### Written task
Will you transcribe all the entries word for word, skipping the pictures they hold?

(Dataset records)
━━━━━━━━
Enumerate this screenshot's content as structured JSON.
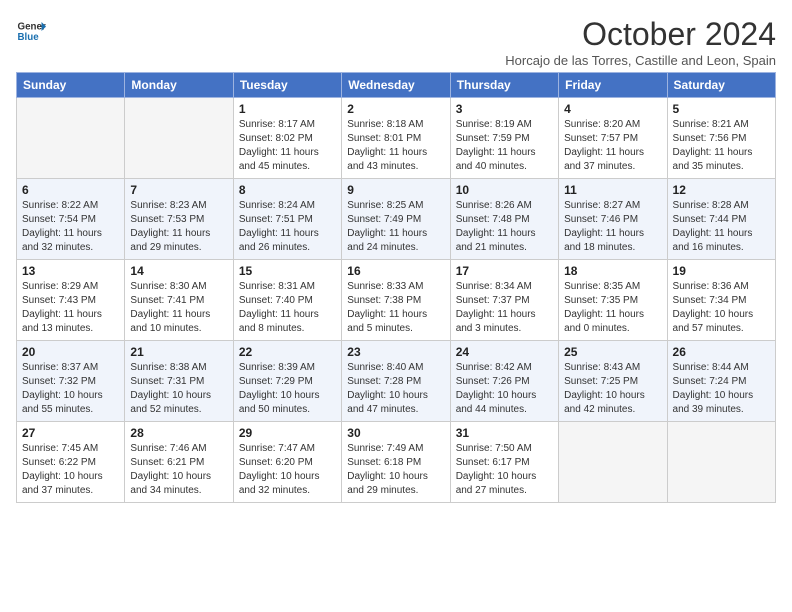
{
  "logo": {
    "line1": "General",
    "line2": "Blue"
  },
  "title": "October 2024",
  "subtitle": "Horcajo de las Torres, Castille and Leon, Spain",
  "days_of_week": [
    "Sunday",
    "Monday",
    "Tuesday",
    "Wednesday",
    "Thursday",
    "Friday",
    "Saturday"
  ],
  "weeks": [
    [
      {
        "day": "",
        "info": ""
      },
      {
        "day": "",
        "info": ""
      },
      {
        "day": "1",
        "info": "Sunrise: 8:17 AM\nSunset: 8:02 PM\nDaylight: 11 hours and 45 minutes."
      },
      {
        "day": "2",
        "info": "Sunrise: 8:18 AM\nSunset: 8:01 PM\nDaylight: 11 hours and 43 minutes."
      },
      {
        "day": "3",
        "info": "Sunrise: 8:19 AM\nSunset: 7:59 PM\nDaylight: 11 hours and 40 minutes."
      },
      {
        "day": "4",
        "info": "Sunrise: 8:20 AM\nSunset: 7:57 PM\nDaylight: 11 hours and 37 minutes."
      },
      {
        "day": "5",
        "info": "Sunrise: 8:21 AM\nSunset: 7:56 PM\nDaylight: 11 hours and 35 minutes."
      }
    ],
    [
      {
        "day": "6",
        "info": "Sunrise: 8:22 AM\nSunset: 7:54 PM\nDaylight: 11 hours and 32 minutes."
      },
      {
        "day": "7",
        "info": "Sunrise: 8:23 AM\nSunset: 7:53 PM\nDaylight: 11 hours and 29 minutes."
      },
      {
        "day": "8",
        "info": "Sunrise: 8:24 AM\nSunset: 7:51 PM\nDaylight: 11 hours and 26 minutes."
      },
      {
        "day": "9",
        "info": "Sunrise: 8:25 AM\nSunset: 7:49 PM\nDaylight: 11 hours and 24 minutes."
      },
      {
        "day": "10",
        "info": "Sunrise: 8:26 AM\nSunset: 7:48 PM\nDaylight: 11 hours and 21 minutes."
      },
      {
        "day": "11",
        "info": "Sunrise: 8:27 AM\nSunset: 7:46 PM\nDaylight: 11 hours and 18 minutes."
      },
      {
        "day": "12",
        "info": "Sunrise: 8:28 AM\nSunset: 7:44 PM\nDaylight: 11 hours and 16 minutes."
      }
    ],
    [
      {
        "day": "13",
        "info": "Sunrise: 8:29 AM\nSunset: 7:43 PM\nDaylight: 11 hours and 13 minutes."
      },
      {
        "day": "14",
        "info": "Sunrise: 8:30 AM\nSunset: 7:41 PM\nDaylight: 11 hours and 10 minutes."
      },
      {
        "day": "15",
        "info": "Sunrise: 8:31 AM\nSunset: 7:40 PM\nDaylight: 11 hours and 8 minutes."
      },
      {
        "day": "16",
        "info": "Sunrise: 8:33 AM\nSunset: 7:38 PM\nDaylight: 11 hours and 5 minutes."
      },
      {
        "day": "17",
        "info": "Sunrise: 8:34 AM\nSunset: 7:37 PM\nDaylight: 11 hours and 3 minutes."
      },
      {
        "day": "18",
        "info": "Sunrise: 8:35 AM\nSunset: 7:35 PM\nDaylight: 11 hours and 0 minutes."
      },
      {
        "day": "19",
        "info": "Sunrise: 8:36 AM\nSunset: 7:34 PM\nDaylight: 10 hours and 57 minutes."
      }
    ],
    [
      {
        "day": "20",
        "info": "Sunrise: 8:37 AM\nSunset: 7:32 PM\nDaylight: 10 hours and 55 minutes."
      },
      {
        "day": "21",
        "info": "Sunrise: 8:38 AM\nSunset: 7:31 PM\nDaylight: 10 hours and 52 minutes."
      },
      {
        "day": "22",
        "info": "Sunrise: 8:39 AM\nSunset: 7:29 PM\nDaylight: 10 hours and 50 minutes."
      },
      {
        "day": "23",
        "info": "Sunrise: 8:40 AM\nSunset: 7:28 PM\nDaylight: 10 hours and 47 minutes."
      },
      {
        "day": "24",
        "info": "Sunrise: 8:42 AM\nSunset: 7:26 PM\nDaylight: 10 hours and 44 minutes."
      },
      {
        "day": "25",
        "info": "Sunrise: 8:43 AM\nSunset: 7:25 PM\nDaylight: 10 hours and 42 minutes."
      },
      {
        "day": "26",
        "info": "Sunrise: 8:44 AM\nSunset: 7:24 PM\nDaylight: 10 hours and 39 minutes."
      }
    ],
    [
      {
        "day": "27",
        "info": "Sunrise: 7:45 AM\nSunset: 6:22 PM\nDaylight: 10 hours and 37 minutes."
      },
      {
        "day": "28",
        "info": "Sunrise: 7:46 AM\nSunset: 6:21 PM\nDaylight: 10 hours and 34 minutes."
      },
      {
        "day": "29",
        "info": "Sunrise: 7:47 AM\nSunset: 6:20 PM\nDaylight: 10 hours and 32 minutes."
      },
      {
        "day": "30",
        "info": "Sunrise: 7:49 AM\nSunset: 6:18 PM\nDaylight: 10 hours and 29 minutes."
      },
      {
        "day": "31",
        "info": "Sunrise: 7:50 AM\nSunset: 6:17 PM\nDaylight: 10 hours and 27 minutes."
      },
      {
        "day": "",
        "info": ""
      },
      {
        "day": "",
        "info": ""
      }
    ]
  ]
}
━━━━━━━━
### Solved problem
Enumerate this screenshot's content as structured JSON.
{
  "logo": {
    "line1": "General",
    "line2": "Blue"
  },
  "title": "October 2024",
  "subtitle": "Horcajo de las Torres, Castille and Leon, Spain",
  "days_of_week": [
    "Sunday",
    "Monday",
    "Tuesday",
    "Wednesday",
    "Thursday",
    "Friday",
    "Saturday"
  ],
  "weeks": [
    [
      {
        "day": "",
        "info": ""
      },
      {
        "day": "",
        "info": ""
      },
      {
        "day": "1",
        "info": "Sunrise: 8:17 AM\nSunset: 8:02 PM\nDaylight: 11 hours and 45 minutes."
      },
      {
        "day": "2",
        "info": "Sunrise: 8:18 AM\nSunset: 8:01 PM\nDaylight: 11 hours and 43 minutes."
      },
      {
        "day": "3",
        "info": "Sunrise: 8:19 AM\nSunset: 7:59 PM\nDaylight: 11 hours and 40 minutes."
      },
      {
        "day": "4",
        "info": "Sunrise: 8:20 AM\nSunset: 7:57 PM\nDaylight: 11 hours and 37 minutes."
      },
      {
        "day": "5",
        "info": "Sunrise: 8:21 AM\nSunset: 7:56 PM\nDaylight: 11 hours and 35 minutes."
      }
    ],
    [
      {
        "day": "6",
        "info": "Sunrise: 8:22 AM\nSunset: 7:54 PM\nDaylight: 11 hours and 32 minutes."
      },
      {
        "day": "7",
        "info": "Sunrise: 8:23 AM\nSunset: 7:53 PM\nDaylight: 11 hours and 29 minutes."
      },
      {
        "day": "8",
        "info": "Sunrise: 8:24 AM\nSunset: 7:51 PM\nDaylight: 11 hours and 26 minutes."
      },
      {
        "day": "9",
        "info": "Sunrise: 8:25 AM\nSunset: 7:49 PM\nDaylight: 11 hours and 24 minutes."
      },
      {
        "day": "10",
        "info": "Sunrise: 8:26 AM\nSunset: 7:48 PM\nDaylight: 11 hours and 21 minutes."
      },
      {
        "day": "11",
        "info": "Sunrise: 8:27 AM\nSunset: 7:46 PM\nDaylight: 11 hours and 18 minutes."
      },
      {
        "day": "12",
        "info": "Sunrise: 8:28 AM\nSunset: 7:44 PM\nDaylight: 11 hours and 16 minutes."
      }
    ],
    [
      {
        "day": "13",
        "info": "Sunrise: 8:29 AM\nSunset: 7:43 PM\nDaylight: 11 hours and 13 minutes."
      },
      {
        "day": "14",
        "info": "Sunrise: 8:30 AM\nSunset: 7:41 PM\nDaylight: 11 hours and 10 minutes."
      },
      {
        "day": "15",
        "info": "Sunrise: 8:31 AM\nSunset: 7:40 PM\nDaylight: 11 hours and 8 minutes."
      },
      {
        "day": "16",
        "info": "Sunrise: 8:33 AM\nSunset: 7:38 PM\nDaylight: 11 hours and 5 minutes."
      },
      {
        "day": "17",
        "info": "Sunrise: 8:34 AM\nSunset: 7:37 PM\nDaylight: 11 hours and 3 minutes."
      },
      {
        "day": "18",
        "info": "Sunrise: 8:35 AM\nSunset: 7:35 PM\nDaylight: 11 hours and 0 minutes."
      },
      {
        "day": "19",
        "info": "Sunrise: 8:36 AM\nSunset: 7:34 PM\nDaylight: 10 hours and 57 minutes."
      }
    ],
    [
      {
        "day": "20",
        "info": "Sunrise: 8:37 AM\nSunset: 7:32 PM\nDaylight: 10 hours and 55 minutes."
      },
      {
        "day": "21",
        "info": "Sunrise: 8:38 AM\nSunset: 7:31 PM\nDaylight: 10 hours and 52 minutes."
      },
      {
        "day": "22",
        "info": "Sunrise: 8:39 AM\nSunset: 7:29 PM\nDaylight: 10 hours and 50 minutes."
      },
      {
        "day": "23",
        "info": "Sunrise: 8:40 AM\nSunset: 7:28 PM\nDaylight: 10 hours and 47 minutes."
      },
      {
        "day": "24",
        "info": "Sunrise: 8:42 AM\nSunset: 7:26 PM\nDaylight: 10 hours and 44 minutes."
      },
      {
        "day": "25",
        "info": "Sunrise: 8:43 AM\nSunset: 7:25 PM\nDaylight: 10 hours and 42 minutes."
      },
      {
        "day": "26",
        "info": "Sunrise: 8:44 AM\nSunset: 7:24 PM\nDaylight: 10 hours and 39 minutes."
      }
    ],
    [
      {
        "day": "27",
        "info": "Sunrise: 7:45 AM\nSunset: 6:22 PM\nDaylight: 10 hours and 37 minutes."
      },
      {
        "day": "28",
        "info": "Sunrise: 7:46 AM\nSunset: 6:21 PM\nDaylight: 10 hours and 34 minutes."
      },
      {
        "day": "29",
        "info": "Sunrise: 7:47 AM\nSunset: 6:20 PM\nDaylight: 10 hours and 32 minutes."
      },
      {
        "day": "30",
        "info": "Sunrise: 7:49 AM\nSunset: 6:18 PM\nDaylight: 10 hours and 29 minutes."
      },
      {
        "day": "31",
        "info": "Sunrise: 7:50 AM\nSunset: 6:17 PM\nDaylight: 10 hours and 27 minutes."
      },
      {
        "day": "",
        "info": ""
      },
      {
        "day": "",
        "info": ""
      }
    ]
  ]
}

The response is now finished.